— start Dataset entries —

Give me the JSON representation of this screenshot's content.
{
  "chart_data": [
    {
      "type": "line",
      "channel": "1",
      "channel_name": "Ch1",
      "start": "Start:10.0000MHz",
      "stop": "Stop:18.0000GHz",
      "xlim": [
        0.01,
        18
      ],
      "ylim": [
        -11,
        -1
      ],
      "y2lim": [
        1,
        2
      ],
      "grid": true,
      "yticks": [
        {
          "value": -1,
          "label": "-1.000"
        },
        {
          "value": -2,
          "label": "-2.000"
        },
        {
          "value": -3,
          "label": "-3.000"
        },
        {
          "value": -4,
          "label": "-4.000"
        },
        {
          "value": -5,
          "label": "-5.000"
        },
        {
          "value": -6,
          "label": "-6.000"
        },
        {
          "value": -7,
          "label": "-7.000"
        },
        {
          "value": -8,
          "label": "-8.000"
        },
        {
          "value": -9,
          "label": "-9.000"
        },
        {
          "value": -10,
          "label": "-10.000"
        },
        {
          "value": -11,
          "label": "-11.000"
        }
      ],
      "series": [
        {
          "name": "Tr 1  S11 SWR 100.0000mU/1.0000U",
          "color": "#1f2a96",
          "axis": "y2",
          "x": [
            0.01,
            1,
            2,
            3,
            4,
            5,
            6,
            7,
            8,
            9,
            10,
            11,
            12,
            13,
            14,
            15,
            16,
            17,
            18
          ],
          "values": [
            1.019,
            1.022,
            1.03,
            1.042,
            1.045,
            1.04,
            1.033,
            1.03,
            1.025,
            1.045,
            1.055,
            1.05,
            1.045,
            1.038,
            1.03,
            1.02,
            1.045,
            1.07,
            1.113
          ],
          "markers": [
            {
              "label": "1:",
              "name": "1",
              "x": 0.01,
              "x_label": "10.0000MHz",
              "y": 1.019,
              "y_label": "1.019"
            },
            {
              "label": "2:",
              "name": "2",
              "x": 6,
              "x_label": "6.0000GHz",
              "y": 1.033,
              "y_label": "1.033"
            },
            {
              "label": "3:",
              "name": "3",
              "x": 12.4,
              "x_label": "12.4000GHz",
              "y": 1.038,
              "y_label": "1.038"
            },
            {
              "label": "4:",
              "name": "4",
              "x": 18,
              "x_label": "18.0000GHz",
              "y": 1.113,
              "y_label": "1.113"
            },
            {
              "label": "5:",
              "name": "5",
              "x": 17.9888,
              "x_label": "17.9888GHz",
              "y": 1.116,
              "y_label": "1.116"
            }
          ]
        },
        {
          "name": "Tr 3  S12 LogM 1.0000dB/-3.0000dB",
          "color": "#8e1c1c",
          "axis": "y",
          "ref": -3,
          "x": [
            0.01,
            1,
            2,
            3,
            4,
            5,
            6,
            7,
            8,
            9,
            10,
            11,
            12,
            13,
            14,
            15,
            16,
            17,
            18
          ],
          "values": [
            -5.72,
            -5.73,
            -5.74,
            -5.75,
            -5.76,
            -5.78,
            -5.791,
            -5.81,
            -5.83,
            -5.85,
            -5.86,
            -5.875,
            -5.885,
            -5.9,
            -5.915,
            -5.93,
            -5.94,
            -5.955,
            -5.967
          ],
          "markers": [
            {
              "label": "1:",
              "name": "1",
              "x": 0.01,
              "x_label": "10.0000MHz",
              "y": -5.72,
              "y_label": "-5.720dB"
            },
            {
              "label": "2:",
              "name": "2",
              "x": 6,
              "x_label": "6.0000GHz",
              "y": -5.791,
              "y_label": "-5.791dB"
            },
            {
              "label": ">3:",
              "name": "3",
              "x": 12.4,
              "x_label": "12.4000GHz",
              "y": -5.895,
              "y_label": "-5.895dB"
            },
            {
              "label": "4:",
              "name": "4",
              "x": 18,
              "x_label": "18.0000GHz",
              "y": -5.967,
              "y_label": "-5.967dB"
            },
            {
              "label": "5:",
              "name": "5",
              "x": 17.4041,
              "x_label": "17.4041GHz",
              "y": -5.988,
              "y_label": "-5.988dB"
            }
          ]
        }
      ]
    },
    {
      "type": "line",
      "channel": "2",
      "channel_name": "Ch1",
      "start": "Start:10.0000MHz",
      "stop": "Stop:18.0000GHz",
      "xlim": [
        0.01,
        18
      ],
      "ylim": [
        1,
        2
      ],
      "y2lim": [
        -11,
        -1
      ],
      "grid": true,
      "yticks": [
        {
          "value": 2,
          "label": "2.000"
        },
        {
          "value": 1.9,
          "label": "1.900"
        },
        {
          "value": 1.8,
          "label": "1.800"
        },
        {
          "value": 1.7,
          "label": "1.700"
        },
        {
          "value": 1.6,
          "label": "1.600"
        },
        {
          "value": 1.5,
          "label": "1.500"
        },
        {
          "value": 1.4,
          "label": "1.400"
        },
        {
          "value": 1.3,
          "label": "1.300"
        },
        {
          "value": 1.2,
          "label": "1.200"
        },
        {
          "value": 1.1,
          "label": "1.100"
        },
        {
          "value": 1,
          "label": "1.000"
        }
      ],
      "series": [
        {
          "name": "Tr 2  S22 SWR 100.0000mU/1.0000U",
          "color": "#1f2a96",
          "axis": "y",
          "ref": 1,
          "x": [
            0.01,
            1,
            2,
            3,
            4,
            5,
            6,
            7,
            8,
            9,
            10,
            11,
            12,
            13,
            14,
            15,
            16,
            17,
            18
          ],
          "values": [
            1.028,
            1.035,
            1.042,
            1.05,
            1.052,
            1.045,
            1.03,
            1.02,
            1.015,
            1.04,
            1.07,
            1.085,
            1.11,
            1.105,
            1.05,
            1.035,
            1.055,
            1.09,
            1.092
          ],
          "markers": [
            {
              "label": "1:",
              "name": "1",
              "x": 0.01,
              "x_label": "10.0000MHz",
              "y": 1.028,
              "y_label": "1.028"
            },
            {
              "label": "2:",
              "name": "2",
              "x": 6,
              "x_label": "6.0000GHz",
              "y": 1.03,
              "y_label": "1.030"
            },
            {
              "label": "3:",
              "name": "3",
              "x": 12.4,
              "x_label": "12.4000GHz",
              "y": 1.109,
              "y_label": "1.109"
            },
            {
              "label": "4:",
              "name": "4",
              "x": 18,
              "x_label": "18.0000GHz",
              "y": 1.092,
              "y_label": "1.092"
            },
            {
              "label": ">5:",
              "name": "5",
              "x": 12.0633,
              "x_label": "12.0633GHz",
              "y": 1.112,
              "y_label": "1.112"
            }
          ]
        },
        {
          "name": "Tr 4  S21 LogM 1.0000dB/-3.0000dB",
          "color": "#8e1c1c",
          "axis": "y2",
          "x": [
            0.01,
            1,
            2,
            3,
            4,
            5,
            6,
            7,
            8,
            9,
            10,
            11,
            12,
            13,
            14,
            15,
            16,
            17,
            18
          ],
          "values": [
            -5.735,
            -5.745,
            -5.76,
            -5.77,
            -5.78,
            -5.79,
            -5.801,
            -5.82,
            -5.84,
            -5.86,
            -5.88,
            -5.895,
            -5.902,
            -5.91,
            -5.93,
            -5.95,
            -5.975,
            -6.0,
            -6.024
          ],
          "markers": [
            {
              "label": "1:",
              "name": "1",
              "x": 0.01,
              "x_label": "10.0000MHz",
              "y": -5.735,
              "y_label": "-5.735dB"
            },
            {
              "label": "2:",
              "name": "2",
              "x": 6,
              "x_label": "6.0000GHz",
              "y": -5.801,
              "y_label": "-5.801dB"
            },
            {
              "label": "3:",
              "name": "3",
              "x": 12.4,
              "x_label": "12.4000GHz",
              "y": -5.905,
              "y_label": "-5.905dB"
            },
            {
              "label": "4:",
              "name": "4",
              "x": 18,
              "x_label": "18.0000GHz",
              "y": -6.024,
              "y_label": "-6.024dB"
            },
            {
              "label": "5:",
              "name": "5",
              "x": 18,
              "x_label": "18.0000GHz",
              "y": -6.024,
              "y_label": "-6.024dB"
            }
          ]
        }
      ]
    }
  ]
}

— end Dataset entries —

Aim of the exercise
Looking at the entries above, say how many lines contain the word "LogM". Only the number is wanted.

Answer for this exercise
2